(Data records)
-- start --

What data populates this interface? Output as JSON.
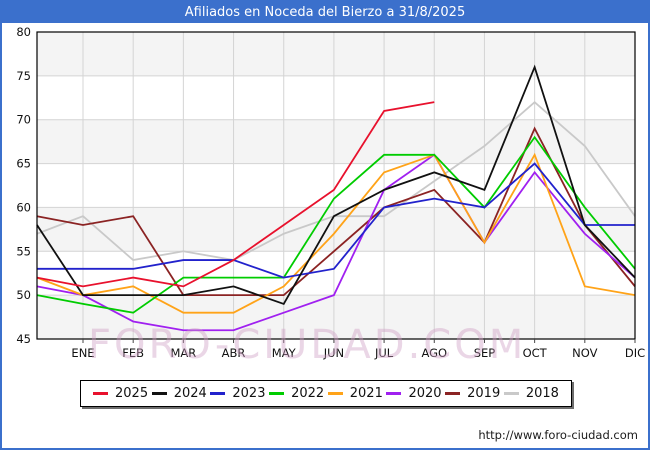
{
  "title": "Afiliados en Noceda del Bierzo a 31/8/2025",
  "watermark": "FORO-CIUDAD.COM",
  "footer_url": "http://www.foro-ciudad.com",
  "colors": {
    "title_bar": "#3b70cc",
    "frame_border": "#3b70cc",
    "grid_line": "#d4d4d4",
    "band_fill": "#f4f4f4",
    "axis_text": "#111111"
  },
  "chart_data": {
    "type": "line",
    "title": "Afiliados en Noceda del Bierzo a 31/8/2025",
    "categories": [
      "ENE",
      "FEB",
      "MAR",
      "ABR",
      "MAY",
      "JUN",
      "JUL",
      "AGO",
      "SEP",
      "OCT",
      "NOV",
      "DIC"
    ],
    "xlabel": "",
    "ylabel": "",
    "ylim": [
      45,
      80
    ],
    "y_ticks": [
      45,
      50,
      55,
      60,
      65,
      70,
      75,
      80
    ],
    "grid": true,
    "legend_position": "bottom",
    "series": [
      {
        "name": "2025",
        "color": "#e8112d",
        "start": 52,
        "values": [
          51,
          52,
          51,
          54,
          58,
          62,
          71,
          72,
          null,
          null,
          null,
          null
        ]
      },
      {
        "name": "2024",
        "color": "#111111",
        "start": 58,
        "values": [
          50,
          50,
          50,
          51,
          49,
          59,
          62,
          64,
          62,
          76,
          58,
          52
        ]
      },
      {
        "name": "2023",
        "color": "#2222cc",
        "start": 53,
        "values": [
          53,
          53,
          54,
          54,
          52,
          53,
          60,
          61,
          60,
          65,
          58,
          58
        ]
      },
      {
        "name": "2022",
        "color": "#00cc00",
        "start": 50,
        "values": [
          49,
          48,
          52,
          52,
          52,
          61,
          66,
          66,
          60,
          68,
          60,
          53
        ]
      },
      {
        "name": "2021",
        "color": "#ffa318",
        "start": 52,
        "values": [
          50,
          51,
          48,
          48,
          51,
          57,
          64,
          66,
          56,
          66,
          51,
          50
        ]
      },
      {
        "name": "2020",
        "color": "#a020f0",
        "start": 51,
        "values": [
          50,
          47,
          46,
          46,
          48,
          50,
          62,
          66,
          56,
          64,
          57,
          52
        ]
      },
      {
        "name": "2019",
        "color": "#8b2323",
        "start": 59,
        "values": [
          58,
          59,
          50,
          50,
          50,
          55,
          60,
          62,
          56,
          69,
          58,
          51
        ]
      },
      {
        "name": "2018",
        "color": "#c9c9c9",
        "start": 57,
        "values": [
          59,
          54,
          55,
          54,
          57,
          59,
          59,
          63,
          67,
          72,
          67,
          59
        ]
      }
    ]
  }
}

-- end --

* [Task directions]: Copy out the lines in which the string "Afiliados" appears.

* [Full response]:
  "title": "Afiliados en Noceda del Bierzo a 31/8/2025",
    "title": "Afiliados en Noceda del Bierzo a 31/8/2025",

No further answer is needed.